**The exercise**: Give the listing below again in full, exactly as written.

**Data in this exercise**:
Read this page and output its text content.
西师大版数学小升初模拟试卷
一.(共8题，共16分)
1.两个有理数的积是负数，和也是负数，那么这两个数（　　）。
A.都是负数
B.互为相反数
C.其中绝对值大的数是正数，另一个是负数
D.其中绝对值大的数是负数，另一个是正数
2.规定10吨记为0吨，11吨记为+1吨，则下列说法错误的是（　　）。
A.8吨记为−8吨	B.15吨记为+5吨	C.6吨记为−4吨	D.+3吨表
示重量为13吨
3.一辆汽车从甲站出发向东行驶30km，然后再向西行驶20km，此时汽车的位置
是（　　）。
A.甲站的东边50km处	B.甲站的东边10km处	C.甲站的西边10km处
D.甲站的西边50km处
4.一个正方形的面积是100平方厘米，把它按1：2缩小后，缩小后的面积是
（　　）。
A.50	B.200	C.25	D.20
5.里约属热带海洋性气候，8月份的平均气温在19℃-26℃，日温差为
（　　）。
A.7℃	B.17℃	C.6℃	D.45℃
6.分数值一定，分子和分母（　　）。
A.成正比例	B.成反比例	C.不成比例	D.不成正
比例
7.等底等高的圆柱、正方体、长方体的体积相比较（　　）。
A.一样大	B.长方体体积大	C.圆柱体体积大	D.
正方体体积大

**Task response**:
Read this page and output its text content.
西师大版数学小升初模拟试卷
一.(共8题，共16分)
1.两个有理数的积是负数，和也是负数，那么这两个数（　　）。
A.都是负数
B.互为相反数
C.其中绝对值大的数是正数，另一个是负数
D.其中绝对值大的数是负数，另一个是正数
2.规定10吨记为0吨，11吨记为+1吨，则下列说法错误的是（　　）。
A.8吨记为−8吨	B.15吨记为+5吨	C.6吨记为−4吨	D.+3吨表
示重量为13吨
3.一辆汽车从甲站出发向东行驶30km，然后再向西行驶20km，此时汽车的位置
是（　　）。
A.甲站的东边50km处	B.甲站的东边10km处	C.甲站的西边10km处
D.甲站的西边50km处
4.一个正方形的面积是100平方厘米，把它按1：2缩小后，缩小后的面积是
（　　）。
A.50	B.200	C.25	D.20
5.里约属热带海洋性气候，8月份的平均气温在19℃-26℃，日温差为
（　　）。
A.7℃	B.17℃	C.6℃	D.45℃
6.分数值一定，分子和分母（　　）。
A.成正比例	B.成反比例	C.不成比例	D.不成正
比例
7.等底等高的圆柱、正方体、长方体的体积相比较（　　）。
A.一样大	B.长方体体积大	C.圆柱体体积大	D.
正方体体积大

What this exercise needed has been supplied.